From the entries below, list each line with "OLIVEIRA".

▼

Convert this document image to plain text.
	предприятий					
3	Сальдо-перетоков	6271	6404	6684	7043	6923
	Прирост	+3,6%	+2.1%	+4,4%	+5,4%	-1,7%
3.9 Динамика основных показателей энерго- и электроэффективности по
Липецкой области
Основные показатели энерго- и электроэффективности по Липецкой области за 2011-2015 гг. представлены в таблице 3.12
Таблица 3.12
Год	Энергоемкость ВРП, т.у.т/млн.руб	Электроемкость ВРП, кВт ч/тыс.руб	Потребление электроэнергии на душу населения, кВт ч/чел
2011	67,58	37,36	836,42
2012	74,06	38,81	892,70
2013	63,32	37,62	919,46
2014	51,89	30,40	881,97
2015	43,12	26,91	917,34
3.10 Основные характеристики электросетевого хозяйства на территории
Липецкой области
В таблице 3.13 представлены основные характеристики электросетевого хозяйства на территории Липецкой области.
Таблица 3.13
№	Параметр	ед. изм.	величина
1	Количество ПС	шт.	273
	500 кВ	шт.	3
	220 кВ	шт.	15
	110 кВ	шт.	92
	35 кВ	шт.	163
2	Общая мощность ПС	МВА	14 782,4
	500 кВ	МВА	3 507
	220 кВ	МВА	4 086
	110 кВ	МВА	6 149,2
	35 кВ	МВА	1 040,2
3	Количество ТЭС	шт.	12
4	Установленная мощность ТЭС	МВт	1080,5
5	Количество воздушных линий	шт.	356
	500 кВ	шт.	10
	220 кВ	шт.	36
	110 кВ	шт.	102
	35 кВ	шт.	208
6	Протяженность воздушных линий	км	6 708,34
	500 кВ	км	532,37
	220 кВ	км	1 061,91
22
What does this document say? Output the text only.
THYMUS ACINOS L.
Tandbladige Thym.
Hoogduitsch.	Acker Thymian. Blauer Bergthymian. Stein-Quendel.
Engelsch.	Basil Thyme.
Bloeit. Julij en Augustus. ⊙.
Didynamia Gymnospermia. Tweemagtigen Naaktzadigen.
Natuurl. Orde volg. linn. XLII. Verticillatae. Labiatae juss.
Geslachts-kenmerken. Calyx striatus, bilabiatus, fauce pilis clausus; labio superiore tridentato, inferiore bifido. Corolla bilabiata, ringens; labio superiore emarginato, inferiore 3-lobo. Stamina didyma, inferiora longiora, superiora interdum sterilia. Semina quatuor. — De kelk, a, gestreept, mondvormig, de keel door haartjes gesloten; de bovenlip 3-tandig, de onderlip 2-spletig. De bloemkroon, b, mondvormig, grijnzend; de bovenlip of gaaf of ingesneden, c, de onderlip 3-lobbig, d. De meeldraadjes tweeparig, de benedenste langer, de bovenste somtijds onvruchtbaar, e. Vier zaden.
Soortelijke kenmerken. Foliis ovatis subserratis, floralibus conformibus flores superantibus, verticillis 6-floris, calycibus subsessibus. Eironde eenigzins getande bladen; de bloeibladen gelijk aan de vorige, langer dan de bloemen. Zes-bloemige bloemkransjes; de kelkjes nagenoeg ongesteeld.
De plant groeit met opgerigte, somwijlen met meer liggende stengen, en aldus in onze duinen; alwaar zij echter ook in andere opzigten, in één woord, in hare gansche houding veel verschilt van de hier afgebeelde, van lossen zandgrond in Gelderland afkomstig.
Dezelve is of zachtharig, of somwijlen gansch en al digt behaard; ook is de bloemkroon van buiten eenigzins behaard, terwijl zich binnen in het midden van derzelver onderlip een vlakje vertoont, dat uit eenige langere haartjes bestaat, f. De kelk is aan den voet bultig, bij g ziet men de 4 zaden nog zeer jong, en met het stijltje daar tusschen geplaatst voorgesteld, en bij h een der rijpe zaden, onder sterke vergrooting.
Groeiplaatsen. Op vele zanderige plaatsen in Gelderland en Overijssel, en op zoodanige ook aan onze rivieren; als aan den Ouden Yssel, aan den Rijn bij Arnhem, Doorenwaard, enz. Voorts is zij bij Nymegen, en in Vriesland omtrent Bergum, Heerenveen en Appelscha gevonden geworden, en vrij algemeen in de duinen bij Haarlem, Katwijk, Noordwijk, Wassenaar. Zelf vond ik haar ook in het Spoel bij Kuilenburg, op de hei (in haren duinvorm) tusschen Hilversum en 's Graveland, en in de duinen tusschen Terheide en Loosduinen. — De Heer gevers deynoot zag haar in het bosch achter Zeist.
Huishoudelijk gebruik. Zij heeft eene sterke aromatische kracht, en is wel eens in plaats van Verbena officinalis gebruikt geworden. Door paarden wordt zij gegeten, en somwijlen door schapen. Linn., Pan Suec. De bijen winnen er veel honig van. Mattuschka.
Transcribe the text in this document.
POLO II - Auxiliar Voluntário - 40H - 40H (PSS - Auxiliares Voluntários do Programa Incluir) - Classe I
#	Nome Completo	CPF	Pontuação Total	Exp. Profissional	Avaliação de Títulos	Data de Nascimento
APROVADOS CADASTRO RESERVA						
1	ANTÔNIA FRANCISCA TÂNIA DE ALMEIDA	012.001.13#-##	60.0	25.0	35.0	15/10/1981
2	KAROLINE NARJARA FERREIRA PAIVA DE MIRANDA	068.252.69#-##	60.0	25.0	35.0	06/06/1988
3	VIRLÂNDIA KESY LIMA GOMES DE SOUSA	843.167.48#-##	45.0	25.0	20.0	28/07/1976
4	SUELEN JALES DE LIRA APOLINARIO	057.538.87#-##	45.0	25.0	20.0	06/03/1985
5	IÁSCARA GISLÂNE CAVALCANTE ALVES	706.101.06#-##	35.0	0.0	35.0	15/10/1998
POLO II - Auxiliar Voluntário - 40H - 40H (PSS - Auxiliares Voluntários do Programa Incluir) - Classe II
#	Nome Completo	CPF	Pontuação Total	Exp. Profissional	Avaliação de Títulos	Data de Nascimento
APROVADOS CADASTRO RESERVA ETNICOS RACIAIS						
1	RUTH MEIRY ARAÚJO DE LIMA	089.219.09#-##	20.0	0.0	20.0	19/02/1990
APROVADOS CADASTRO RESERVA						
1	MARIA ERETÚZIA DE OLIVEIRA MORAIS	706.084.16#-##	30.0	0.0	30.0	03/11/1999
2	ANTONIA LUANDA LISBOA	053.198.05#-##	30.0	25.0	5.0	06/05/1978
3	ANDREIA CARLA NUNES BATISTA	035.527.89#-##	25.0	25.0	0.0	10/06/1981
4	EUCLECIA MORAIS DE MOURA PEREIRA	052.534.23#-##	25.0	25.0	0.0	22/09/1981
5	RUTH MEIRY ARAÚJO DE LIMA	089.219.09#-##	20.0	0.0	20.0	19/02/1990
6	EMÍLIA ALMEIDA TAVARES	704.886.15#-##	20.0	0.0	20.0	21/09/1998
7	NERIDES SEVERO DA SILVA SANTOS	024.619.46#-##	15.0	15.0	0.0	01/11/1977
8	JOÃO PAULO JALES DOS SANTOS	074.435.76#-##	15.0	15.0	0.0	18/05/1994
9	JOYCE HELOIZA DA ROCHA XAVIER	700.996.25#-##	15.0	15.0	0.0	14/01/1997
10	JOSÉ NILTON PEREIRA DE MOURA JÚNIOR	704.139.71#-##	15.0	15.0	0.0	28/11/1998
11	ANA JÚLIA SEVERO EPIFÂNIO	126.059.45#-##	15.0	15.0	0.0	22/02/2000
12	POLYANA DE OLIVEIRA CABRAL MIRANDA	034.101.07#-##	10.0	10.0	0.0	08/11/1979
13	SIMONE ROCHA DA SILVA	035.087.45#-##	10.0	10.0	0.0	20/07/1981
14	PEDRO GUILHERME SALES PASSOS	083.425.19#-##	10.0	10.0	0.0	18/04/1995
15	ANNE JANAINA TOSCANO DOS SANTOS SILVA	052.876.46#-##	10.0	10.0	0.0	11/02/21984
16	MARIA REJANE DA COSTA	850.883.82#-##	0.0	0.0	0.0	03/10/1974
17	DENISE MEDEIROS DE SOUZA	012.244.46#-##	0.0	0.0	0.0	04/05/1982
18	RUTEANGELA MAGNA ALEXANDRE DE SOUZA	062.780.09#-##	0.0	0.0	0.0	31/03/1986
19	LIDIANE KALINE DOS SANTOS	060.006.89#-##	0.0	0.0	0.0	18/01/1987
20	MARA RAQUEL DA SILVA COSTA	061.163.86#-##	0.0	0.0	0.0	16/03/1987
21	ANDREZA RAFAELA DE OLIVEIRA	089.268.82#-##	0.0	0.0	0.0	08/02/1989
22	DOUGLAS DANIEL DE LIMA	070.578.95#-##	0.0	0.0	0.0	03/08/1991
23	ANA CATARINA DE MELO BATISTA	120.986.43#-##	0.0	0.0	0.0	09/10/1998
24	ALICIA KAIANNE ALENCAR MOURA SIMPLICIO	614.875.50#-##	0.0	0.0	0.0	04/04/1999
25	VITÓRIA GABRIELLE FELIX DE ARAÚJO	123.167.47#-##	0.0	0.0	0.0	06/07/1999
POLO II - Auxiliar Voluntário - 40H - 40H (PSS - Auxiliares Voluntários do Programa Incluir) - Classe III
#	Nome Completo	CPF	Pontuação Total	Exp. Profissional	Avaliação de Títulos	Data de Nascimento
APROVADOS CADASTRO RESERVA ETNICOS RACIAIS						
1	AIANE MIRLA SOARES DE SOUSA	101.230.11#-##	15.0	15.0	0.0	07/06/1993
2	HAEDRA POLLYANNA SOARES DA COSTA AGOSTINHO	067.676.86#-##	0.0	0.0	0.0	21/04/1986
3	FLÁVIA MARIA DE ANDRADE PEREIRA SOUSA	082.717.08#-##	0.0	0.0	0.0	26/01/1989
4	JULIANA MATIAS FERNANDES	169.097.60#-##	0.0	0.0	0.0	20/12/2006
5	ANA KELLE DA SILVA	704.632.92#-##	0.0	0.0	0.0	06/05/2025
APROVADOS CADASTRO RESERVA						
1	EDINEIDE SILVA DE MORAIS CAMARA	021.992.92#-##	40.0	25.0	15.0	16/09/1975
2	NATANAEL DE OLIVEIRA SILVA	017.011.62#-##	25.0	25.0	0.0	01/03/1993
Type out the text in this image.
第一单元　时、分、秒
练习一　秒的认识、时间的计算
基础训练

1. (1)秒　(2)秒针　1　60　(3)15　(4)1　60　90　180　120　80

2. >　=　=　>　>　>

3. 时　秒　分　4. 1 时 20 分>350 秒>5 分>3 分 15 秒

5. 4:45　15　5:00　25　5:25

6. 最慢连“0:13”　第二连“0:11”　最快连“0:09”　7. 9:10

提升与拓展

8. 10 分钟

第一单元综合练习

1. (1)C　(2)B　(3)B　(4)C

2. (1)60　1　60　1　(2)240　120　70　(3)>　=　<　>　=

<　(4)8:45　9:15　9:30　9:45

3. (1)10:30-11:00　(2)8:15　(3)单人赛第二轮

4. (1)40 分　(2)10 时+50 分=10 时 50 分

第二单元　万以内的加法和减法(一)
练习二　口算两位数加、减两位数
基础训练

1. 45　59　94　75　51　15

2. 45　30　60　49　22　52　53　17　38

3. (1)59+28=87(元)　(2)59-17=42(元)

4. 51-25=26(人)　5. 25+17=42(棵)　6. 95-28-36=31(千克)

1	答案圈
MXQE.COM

▲

== Result of the exercise ==
1	MARIA ERETÚZIA DE OLIVEIRA MORAIS	706.084.16#-##	30.0	0.0	30.0	03/11/1999
12	POLYANA DE OLIVEIRA CABRAL MIRANDA	034.101.07#-##	10.0	10.0	0.0	08/11/1979
21	ANDREZA RAFAELA DE OLIVEIRA	089.268.82#-##	0.0	0.0	0.0	08/02/1989
2	NATANAEL DE OLIVEIRA SILVA	017.011.62#-##	25.0	25.0	0.0	01/03/1993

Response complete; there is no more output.